[TASK INPUTS]
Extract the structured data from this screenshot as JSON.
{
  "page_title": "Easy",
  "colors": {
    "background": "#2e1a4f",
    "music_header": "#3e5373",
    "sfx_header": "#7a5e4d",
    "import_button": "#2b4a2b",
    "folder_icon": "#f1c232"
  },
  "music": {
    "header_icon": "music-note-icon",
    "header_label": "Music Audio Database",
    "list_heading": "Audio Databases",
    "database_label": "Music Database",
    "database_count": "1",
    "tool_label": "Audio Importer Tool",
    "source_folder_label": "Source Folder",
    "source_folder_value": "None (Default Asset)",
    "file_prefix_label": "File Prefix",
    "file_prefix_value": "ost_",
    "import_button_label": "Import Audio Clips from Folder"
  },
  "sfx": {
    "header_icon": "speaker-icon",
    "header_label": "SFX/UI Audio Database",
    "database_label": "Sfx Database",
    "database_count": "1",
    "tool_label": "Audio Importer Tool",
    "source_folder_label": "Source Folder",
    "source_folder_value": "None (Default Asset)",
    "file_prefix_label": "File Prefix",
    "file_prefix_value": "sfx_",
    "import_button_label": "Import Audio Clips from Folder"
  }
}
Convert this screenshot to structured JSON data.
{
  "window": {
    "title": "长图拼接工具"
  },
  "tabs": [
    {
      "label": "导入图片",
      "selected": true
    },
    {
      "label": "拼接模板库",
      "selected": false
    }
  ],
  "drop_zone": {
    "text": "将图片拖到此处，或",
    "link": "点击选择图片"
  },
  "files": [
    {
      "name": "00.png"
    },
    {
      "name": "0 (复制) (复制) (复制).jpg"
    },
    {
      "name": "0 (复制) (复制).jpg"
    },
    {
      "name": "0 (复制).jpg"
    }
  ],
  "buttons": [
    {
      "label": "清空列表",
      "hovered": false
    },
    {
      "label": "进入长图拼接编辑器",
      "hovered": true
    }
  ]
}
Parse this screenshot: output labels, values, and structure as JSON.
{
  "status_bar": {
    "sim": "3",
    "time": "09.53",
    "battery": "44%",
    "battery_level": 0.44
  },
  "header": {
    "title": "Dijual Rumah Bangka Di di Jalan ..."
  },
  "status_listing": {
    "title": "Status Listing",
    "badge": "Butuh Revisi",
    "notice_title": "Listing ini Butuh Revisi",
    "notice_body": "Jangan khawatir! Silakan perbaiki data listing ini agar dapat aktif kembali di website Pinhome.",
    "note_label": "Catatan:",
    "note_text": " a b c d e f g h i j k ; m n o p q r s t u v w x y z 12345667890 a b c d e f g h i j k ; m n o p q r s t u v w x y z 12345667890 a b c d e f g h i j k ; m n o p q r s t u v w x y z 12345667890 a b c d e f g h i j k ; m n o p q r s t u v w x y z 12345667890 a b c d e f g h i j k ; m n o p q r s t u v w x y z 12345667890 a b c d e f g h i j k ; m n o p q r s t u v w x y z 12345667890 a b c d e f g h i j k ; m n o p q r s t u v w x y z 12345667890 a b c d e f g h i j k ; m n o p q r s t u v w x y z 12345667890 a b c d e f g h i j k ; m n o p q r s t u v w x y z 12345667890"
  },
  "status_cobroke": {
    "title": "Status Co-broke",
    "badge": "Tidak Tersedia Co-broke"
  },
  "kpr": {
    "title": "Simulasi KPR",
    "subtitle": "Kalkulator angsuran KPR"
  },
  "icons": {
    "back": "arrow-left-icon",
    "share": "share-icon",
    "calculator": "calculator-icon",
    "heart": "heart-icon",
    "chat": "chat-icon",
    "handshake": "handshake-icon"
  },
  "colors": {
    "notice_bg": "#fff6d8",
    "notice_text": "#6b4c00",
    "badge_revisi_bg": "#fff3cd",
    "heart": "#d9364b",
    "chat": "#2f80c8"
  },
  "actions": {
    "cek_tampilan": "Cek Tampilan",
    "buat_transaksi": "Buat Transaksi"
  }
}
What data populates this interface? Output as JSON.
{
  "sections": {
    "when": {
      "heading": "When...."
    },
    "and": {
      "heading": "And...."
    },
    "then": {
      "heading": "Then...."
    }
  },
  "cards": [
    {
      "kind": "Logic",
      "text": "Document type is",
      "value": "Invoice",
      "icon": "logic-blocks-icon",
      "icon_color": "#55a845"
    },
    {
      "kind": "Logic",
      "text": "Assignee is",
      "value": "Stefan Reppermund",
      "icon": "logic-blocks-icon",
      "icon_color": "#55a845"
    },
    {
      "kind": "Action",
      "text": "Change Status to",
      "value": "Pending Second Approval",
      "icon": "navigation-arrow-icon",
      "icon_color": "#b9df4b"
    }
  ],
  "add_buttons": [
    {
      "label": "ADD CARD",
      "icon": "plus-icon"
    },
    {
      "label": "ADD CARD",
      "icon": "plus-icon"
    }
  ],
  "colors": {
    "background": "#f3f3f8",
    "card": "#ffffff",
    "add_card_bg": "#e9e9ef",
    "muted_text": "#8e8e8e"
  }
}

[TASK OBJECTIVE]
Reproduce the full listing exactly.

[ANSWER TO THE PROBLEM]
Extract the structured data from this screenshot as JSON.
{
  "page_title": "Easy",
  "colors": {
    "background": "#2e1a4f",
    "music_header": "#3e5373",
    "sfx_header": "#7a5e4d",
    "import_button": "#2b4a2b",
    "folder_icon": "#f1c232"
  },
  "music": {
    "header_icon": "music-note-icon",
    "header_label": "Music Audio Database",
    "list_heading": "Audio Databases",
    "database_label": "Music Database",
    "database_count": "1",
    "tool_label": "Audio Importer Tool",
    "source_folder_label": "Source Folder",
    "source_folder_value": "None (Default Asset)",
    "file_prefix_label": "File Prefix",
    "file_prefix_value": "ost_",
    "import_button_label": "Import Audio Clips from Folder"
  },
  "sfx": {
    "header_icon": "speaker-icon",
    "header_label": "SFX/UI Audio Database",
    "database_label": "Sfx Database",
    "database_count": "1",
    "tool_label": "Audio Importer Tool",
    "source_folder_label": "Source Folder",
    "source_folder_value": "None (Default Asset)",
    "file_prefix_label": "File Prefix",
    "file_prefix_value": "sfx_",
    "import_button_label": "Import Audio Clips from Folder"
  }
}
Convert this screenshot to structured JSON data.
{
  "window": {
    "title": "长图拼接工具"
  },
  "tabs": [
    {
      "label": "导入图片",
      "selected": true
    },
    {
      "label": "拼接模板库",
      "selected": false
    }
  ],
  "drop_zone": {
    "text": "将图片拖到此处，或",
    "link": "点击选择图片"
  },
  "files": [
    {
      "name": "00.png"
    },
    {
      "name": "0 (复制) (复制) (复制).jpg"
    },
    {
      "name": "0 (复制) (复制).jpg"
    },
    {
      "name": "0 (复制).jpg"
    }
  ],
  "buttons": [
    {
      "label": "清空列表",
      "hovered": false
    },
    {
      "label": "进入长图拼接编辑器",
      "hovered": true
    }
  ]
}
Parse this screenshot: output labels, values, and structure as JSON.
{
  "status_bar": {
    "sim": "3",
    "time": "09.53",
    "battery": "44%",
    "battery_level": 0.44
  },
  "header": {
    "title": "Dijual Rumah Bangka Di di Jalan ..."
  },
  "status_listing": {
    "title": "Status Listing",
    "badge": "Butuh Revisi",
    "notice_title": "Listing ini Butuh Revisi",
    "notice_body": "Jangan khawatir! Silakan perbaiki data listing ini agar dapat aktif kembali di website Pinhome.",
    "note_label": "Catatan:",
    "note_text": " a b c d e f g h i j k ; m n o p q r s t u v w x y z 12345667890 a b c d e f g h i j k ; m n o p q r s t u v w x y z 12345667890 a b c d e f g h i j k ; m n o p q r s t u v w x y z 12345667890 a b c d e f g h i j k ; m n o p q r s t u v w x y z 12345667890 a b c d e f g h i j k ; m n o p q r s t u v w x y z 12345667890 a b c d e f g h i j k ; m n o p q r s t u v w x y z 12345667890 a b c d e f g h i j k ; m n o p q r s t u v w x y z 12345667890 a b c d e f g h i j k ; m n o p q r s t u v w x y z 12345667890 a b c d e f g h i j k ; m n o p q r s t u v w x y z 12345667890"
  },
  "status_cobroke": {
    "title": "Status Co-broke",
    "badge": "Tidak Tersedia Co-broke"
  },
  "kpr": {
    "title": "Simulasi KPR",
    "subtitle": "Kalkulator angsuran KPR"
  },
  "icons": {
    "back": "arrow-left-icon",
    "share": "share-icon",
    "calculator": "calculator-icon",
    "heart": "heart-icon",
    "chat": "chat-icon",
    "handshake": "handshake-icon"
  },
  "colors": {
    "notice_bg": "#fff6d8",
    "notice_text": "#6b4c00",
    "badge_revisi_bg": "#fff3cd",
    "heart": "#d9364b",
    "chat": "#2f80c8"
  },
  "actions": {
    "cek_tampilan": "Cek Tampilan",
    "buat_transaksi": "Buat Transaksi"
  }
}
What data populates this interface? Output as JSON.
{
  "sections": {
    "when": {
      "heading": "When...."
    },
    "and": {
      "heading": "And...."
    },
    "then": {
      "heading": "Then...."
    }
  },
  "cards": [
    {
      "kind": "Logic",
      "text": "Document type is",
      "value": "Invoice",
      "icon": "logic-blocks-icon",
      "icon_color": "#55a845"
    },
    {
      "kind": "Logic",
      "text": "Assignee is",
      "value": "Stefan Reppermund",
      "icon": "logic-blocks-icon",
      "icon_color": "#55a845"
    },
    {
      "kind": "Action",
      "text": "Change Status to",
      "value": "Pending Second Approval",
      "icon": "navigation-arrow-icon",
      "icon_color": "#b9df4b"
    }
  ],
  "add_buttons": [
    {
      "label": "ADD CARD",
      "icon": "plus-icon"
    },
    {
      "label": "ADD CARD",
      "icon": "plus-icon"
    }
  ],
  "colors": {
    "background": "#f3f3f8",
    "card": "#ffffff",
    "add_card_bg": "#e9e9ef",
    "muted_text": "#8e8e8e"
  }
}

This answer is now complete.